EXERCISE AIM
Copy every line in the records below that contains the word "this".

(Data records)
┄┄┄┄┄┄┄┄┄┄┄┄┄┄┄┄┄┄┄┄

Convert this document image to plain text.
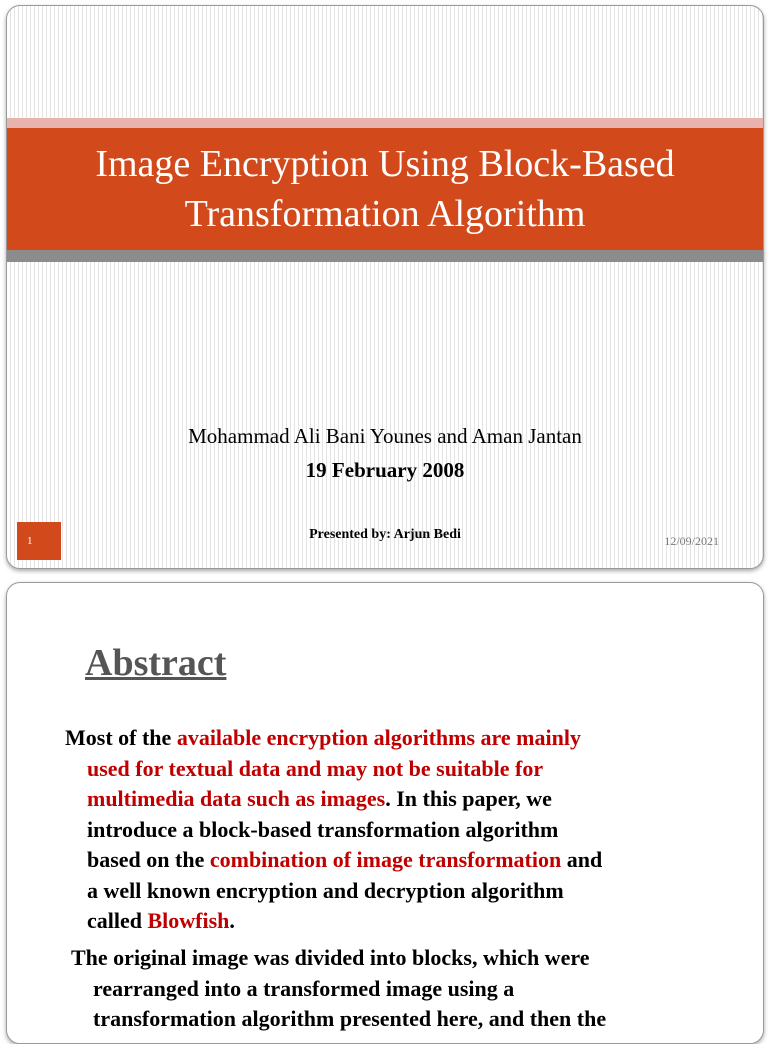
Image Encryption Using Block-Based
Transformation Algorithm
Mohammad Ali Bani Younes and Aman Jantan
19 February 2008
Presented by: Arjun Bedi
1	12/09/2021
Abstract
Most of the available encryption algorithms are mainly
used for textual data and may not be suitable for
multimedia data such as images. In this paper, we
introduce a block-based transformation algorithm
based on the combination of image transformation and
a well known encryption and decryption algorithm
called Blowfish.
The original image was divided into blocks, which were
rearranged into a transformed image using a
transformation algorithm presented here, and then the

┄┄┄┄┄┄┄┄┄┄┄┄┄┄┄┄┄┄┄┄

RESULT OF THE EXERCISE
Convert this document image to plain text.
multimedia data such as images. In this paper, we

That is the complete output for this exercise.